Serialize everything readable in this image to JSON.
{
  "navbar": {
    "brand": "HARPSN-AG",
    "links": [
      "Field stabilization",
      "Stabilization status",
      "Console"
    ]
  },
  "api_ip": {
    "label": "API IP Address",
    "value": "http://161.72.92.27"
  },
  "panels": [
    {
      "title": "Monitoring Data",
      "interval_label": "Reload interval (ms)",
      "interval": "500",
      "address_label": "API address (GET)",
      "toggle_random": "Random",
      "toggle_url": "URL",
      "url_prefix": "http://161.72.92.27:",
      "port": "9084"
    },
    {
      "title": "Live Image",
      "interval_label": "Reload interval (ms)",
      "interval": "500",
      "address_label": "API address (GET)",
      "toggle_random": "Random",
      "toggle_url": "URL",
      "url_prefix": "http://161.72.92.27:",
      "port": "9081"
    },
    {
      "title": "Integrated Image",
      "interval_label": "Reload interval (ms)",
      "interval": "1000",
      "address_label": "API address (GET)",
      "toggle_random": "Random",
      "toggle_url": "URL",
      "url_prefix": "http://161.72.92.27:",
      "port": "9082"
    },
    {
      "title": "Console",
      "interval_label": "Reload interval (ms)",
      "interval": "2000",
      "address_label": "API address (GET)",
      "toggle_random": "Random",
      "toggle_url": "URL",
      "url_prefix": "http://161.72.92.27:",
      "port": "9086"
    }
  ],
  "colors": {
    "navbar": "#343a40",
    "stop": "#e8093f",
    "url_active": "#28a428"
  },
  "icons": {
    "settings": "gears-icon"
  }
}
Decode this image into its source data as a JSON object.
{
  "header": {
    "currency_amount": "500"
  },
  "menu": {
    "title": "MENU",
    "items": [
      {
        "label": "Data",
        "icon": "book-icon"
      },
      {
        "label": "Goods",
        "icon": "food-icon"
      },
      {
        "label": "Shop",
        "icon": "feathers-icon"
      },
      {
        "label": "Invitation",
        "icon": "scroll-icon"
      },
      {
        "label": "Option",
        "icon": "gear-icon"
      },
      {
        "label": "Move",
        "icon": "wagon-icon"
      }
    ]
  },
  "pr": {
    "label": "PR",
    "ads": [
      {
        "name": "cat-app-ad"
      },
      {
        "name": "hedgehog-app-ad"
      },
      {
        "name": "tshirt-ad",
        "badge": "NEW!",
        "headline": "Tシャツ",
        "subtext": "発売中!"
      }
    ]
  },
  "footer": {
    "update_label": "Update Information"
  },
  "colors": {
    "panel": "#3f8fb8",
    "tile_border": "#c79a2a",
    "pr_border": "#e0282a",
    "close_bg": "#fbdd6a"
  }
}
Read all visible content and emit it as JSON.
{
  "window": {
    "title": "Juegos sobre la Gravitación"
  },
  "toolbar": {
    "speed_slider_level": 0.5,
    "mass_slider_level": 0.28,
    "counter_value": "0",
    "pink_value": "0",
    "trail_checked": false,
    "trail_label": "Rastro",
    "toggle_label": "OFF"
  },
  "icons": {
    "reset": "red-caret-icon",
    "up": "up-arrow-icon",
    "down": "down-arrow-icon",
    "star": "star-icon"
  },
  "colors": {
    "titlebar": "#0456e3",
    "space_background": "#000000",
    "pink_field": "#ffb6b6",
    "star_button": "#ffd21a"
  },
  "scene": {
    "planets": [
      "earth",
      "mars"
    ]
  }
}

**The request**
Determine how many of the lines above hold the word "port", and output that number by itself.

**Output for this exercise**
4